Leave the pictures out, and retype all of the material exactly as written.
[Begin Input rows]
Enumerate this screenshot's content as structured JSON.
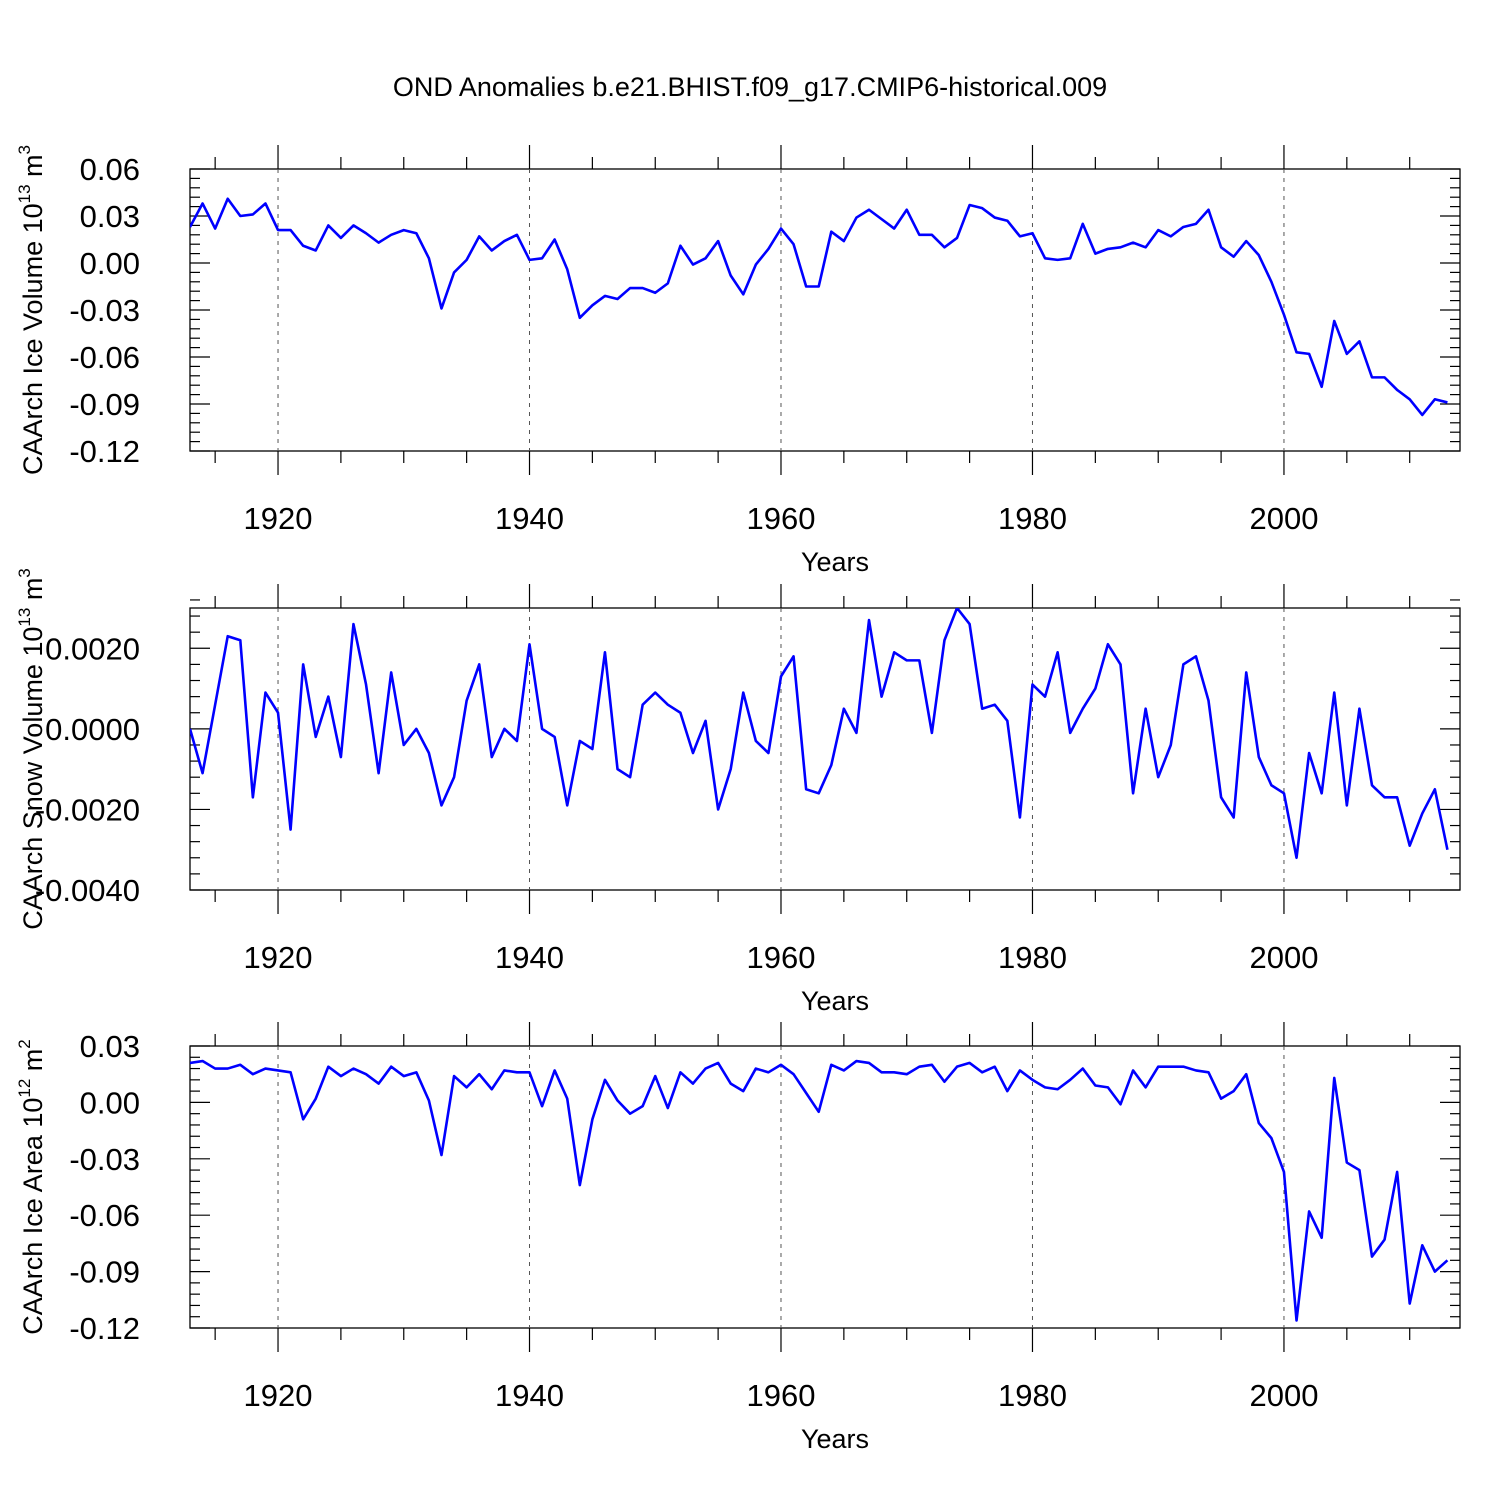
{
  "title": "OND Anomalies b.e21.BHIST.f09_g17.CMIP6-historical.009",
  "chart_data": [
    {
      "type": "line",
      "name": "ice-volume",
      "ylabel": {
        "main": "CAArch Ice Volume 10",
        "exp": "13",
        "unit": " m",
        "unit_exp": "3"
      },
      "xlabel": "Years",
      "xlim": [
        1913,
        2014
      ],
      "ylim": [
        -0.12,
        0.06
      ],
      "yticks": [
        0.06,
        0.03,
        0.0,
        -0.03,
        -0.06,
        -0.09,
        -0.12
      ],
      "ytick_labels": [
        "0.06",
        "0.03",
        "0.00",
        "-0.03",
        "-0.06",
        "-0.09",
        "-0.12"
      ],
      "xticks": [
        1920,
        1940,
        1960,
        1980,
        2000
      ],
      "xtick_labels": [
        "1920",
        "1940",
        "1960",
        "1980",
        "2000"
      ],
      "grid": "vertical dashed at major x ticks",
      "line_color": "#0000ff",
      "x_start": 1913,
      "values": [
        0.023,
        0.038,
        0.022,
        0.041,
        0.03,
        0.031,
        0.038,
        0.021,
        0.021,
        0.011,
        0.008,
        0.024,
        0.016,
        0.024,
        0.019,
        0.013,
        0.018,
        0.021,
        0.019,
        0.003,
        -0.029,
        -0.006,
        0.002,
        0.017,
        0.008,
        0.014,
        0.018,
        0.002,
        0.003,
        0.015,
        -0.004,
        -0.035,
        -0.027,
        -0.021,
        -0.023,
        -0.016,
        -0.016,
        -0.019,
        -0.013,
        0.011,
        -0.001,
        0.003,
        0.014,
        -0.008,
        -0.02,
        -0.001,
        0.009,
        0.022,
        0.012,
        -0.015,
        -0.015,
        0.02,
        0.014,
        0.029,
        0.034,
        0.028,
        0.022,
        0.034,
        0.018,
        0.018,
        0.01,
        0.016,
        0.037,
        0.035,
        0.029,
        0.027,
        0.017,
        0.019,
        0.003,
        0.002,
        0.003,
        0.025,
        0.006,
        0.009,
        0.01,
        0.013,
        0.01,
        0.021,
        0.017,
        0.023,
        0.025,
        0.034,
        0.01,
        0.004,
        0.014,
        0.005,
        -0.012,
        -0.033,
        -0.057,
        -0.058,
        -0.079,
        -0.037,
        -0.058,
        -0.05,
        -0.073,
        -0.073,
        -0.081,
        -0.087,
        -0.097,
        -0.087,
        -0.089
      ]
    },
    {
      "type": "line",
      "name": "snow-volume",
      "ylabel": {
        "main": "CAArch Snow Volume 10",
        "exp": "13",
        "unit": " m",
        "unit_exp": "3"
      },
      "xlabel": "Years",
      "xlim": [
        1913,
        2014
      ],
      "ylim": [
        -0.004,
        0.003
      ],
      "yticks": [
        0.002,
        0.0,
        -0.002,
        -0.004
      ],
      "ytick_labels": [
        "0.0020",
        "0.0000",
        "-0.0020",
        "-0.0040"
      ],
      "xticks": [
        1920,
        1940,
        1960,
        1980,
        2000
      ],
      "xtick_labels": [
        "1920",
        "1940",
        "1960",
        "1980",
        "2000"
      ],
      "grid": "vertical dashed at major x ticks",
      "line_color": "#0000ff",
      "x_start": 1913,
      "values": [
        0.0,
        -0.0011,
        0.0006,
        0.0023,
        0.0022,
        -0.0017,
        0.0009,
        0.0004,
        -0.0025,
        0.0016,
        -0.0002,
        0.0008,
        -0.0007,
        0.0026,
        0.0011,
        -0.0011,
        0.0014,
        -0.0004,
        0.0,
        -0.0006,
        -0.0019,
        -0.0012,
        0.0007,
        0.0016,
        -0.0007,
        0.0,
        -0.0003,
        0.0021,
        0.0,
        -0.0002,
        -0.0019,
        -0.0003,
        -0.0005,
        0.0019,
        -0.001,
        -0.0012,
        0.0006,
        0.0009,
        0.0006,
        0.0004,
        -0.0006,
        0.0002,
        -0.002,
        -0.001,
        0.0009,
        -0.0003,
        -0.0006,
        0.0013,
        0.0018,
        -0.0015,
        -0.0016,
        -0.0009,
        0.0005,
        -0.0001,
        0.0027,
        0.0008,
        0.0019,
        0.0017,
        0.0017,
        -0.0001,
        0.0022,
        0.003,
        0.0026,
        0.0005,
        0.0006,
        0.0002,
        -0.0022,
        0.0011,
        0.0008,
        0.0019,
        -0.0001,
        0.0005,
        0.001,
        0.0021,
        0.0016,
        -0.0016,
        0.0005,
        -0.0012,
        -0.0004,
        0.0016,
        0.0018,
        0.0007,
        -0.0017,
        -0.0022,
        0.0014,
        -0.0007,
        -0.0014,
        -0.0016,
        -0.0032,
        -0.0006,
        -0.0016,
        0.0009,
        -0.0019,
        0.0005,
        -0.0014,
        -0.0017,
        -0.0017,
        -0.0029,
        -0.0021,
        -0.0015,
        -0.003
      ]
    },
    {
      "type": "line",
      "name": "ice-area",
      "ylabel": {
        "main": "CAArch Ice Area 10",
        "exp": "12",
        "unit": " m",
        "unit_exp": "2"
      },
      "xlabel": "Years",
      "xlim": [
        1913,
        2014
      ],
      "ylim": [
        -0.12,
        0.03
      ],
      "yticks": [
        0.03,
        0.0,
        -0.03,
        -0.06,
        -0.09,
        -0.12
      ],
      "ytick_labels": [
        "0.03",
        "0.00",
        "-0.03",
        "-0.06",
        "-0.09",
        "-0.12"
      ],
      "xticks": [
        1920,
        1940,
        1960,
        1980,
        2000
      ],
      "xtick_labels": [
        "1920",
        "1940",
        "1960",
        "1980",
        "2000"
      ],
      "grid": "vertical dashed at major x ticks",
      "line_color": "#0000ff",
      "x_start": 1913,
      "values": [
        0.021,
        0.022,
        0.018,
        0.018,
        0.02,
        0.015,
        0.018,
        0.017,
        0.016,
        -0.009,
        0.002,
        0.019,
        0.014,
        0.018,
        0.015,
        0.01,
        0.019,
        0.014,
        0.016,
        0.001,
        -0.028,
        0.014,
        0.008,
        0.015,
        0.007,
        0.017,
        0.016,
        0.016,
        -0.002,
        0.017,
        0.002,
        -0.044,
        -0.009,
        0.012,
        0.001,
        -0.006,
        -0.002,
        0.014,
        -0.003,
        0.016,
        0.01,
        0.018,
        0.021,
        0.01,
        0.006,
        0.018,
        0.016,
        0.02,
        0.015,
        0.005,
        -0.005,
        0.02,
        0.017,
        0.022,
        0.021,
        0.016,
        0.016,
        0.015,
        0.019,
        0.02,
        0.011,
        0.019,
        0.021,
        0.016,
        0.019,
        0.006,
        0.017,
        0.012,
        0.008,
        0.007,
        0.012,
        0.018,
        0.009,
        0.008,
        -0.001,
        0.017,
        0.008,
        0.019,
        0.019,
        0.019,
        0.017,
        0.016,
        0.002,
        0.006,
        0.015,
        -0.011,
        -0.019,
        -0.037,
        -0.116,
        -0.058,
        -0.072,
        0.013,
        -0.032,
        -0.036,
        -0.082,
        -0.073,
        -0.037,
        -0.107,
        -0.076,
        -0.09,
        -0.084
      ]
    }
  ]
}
[End Input rows]
## Answer to the problem
Enumerate this screenshot's content as structured JSON.
{
  "title": "OND Anomalies b.e21.BHIST.f09_g17.CMIP6-historical.009",
  "chart_data": [
    {
      "type": "line",
      "name": "ice-volume",
      "ylabel": {
        "main": "CAArch Ice Volume 10",
        "exp": "13",
        "unit": " m",
        "unit_exp": "3"
      },
      "xlabel": "Years",
      "xlim": [
        1913,
        2014
      ],
      "ylim": [
        -0.12,
        0.06
      ],
      "yticks": [
        0.06,
        0.03,
        0.0,
        -0.03,
        -0.06,
        -0.09,
        -0.12
      ],
      "ytick_labels": [
        "0.06",
        "0.03",
        "0.00",
        "-0.03",
        "-0.06",
        "-0.09",
        "-0.12"
      ],
      "xticks": [
        1920,
        1940,
        1960,
        1980,
        2000
      ],
      "xtick_labels": [
        "1920",
        "1940",
        "1960",
        "1980",
        "2000"
      ],
      "grid": "vertical dashed at major x ticks",
      "line_color": "#0000ff",
      "x_start": 1913,
      "values": [
        0.023,
        0.038,
        0.022,
        0.041,
        0.03,
        0.031,
        0.038,
        0.021,
        0.021,
        0.011,
        0.008,
        0.024,
        0.016,
        0.024,
        0.019,
        0.013,
        0.018,
        0.021,
        0.019,
        0.003,
        -0.029,
        -0.006,
        0.002,
        0.017,
        0.008,
        0.014,
        0.018,
        0.002,
        0.003,
        0.015,
        -0.004,
        -0.035,
        -0.027,
        -0.021,
        -0.023,
        -0.016,
        -0.016,
        -0.019,
        -0.013,
        0.011,
        -0.001,
        0.003,
        0.014,
        -0.008,
        -0.02,
        -0.001,
        0.009,
        0.022,
        0.012,
        -0.015,
        -0.015,
        0.02,
        0.014,
        0.029,
        0.034,
        0.028,
        0.022,
        0.034,
        0.018,
        0.018,
        0.01,
        0.016,
        0.037,
        0.035,
        0.029,
        0.027,
        0.017,
        0.019,
        0.003,
        0.002,
        0.003,
        0.025,
        0.006,
        0.009,
        0.01,
        0.013,
        0.01,
        0.021,
        0.017,
        0.023,
        0.025,
        0.034,
        0.01,
        0.004,
        0.014,
        0.005,
        -0.012,
        -0.033,
        -0.057,
        -0.058,
        -0.079,
        -0.037,
        -0.058,
        -0.05,
        -0.073,
        -0.073,
        -0.081,
        -0.087,
        -0.097,
        -0.087,
        -0.089
      ]
    },
    {
      "type": "line",
      "name": "snow-volume",
      "ylabel": {
        "main": "CAArch Snow Volume 10",
        "exp": "13",
        "unit": " m",
        "unit_exp": "3"
      },
      "xlabel": "Years",
      "xlim": [
        1913,
        2014
      ],
      "ylim": [
        -0.004,
        0.003
      ],
      "yticks": [
        0.002,
        0.0,
        -0.002,
        -0.004
      ],
      "ytick_labels": [
        "0.0020",
        "0.0000",
        "-0.0020",
        "-0.0040"
      ],
      "xticks": [
        1920,
        1940,
        1960,
        1980,
        2000
      ],
      "xtick_labels": [
        "1920",
        "1940",
        "1960",
        "1980",
        "2000"
      ],
      "grid": "vertical dashed at major x ticks",
      "line_color": "#0000ff",
      "x_start": 1913,
      "values": [
        0.0,
        -0.0011,
        0.0006,
        0.0023,
        0.0022,
        -0.0017,
        0.0009,
        0.0004,
        -0.0025,
        0.0016,
        -0.0002,
        0.0008,
        -0.0007,
        0.0026,
        0.0011,
        -0.0011,
        0.0014,
        -0.0004,
        0.0,
        -0.0006,
        -0.0019,
        -0.0012,
        0.0007,
        0.0016,
        -0.0007,
        0.0,
        -0.0003,
        0.0021,
        0.0,
        -0.0002,
        -0.0019,
        -0.0003,
        -0.0005,
        0.0019,
        -0.001,
        -0.0012,
        0.0006,
        0.0009,
        0.0006,
        0.0004,
        -0.0006,
        0.0002,
        -0.002,
        -0.001,
        0.0009,
        -0.0003,
        -0.0006,
        0.0013,
        0.0018,
        -0.0015,
        -0.0016,
        -0.0009,
        0.0005,
        -0.0001,
        0.0027,
        0.0008,
        0.0019,
        0.0017,
        0.0017,
        -0.0001,
        0.0022,
        0.003,
        0.0026,
        0.0005,
        0.0006,
        0.0002,
        -0.0022,
        0.0011,
        0.0008,
        0.0019,
        -0.0001,
        0.0005,
        0.001,
        0.0021,
        0.0016,
        -0.0016,
        0.0005,
        -0.0012,
        -0.0004,
        0.0016,
        0.0018,
        0.0007,
        -0.0017,
        -0.0022,
        0.0014,
        -0.0007,
        -0.0014,
        -0.0016,
        -0.0032,
        -0.0006,
        -0.0016,
        0.0009,
        -0.0019,
        0.0005,
        -0.0014,
        -0.0017,
        -0.0017,
        -0.0029,
        -0.0021,
        -0.0015,
        -0.003
      ]
    },
    {
      "type": "line",
      "name": "ice-area",
      "ylabel": {
        "main": "CAArch Ice Area 10",
        "exp": "12",
        "unit": " m",
        "unit_exp": "2"
      },
      "xlabel": "Years",
      "xlim": [
        1913,
        2014
      ],
      "ylim": [
        -0.12,
        0.03
      ],
      "yticks": [
        0.03,
        0.0,
        -0.03,
        -0.06,
        -0.09,
        -0.12
      ],
      "ytick_labels": [
        "0.03",
        "0.00",
        "-0.03",
        "-0.06",
        "-0.09",
        "-0.12"
      ],
      "xticks": [
        1920,
        1940,
        1960,
        1980,
        2000
      ],
      "xtick_labels": [
        "1920",
        "1940",
        "1960",
        "1980",
        "2000"
      ],
      "grid": "vertical dashed at major x ticks",
      "line_color": "#0000ff",
      "x_start": 1913,
      "values": [
        0.021,
        0.022,
        0.018,
        0.018,
        0.02,
        0.015,
        0.018,
        0.017,
        0.016,
        -0.009,
        0.002,
        0.019,
        0.014,
        0.018,
        0.015,
        0.01,
        0.019,
        0.014,
        0.016,
        0.001,
        -0.028,
        0.014,
        0.008,
        0.015,
        0.007,
        0.017,
        0.016,
        0.016,
        -0.002,
        0.017,
        0.002,
        -0.044,
        -0.009,
        0.012,
        0.001,
        -0.006,
        -0.002,
        0.014,
        -0.003,
        0.016,
        0.01,
        0.018,
        0.021,
        0.01,
        0.006,
        0.018,
        0.016,
        0.02,
        0.015,
        0.005,
        -0.005,
        0.02,
        0.017,
        0.022,
        0.021,
        0.016,
        0.016,
        0.015,
        0.019,
        0.02,
        0.011,
        0.019,
        0.021,
        0.016,
        0.019,
        0.006,
        0.017,
        0.012,
        0.008,
        0.007,
        0.012,
        0.018,
        0.009,
        0.008,
        -0.001,
        0.017,
        0.008,
        0.019,
        0.019,
        0.019,
        0.017,
        0.016,
        0.002,
        0.006,
        0.015,
        -0.011,
        -0.019,
        -0.037,
        -0.116,
        -0.058,
        -0.072,
        0.013,
        -0.032,
        -0.036,
        -0.082,
        -0.073,
        -0.037,
        -0.107,
        -0.076,
        -0.09,
        -0.084
      ]
    }
  ]
}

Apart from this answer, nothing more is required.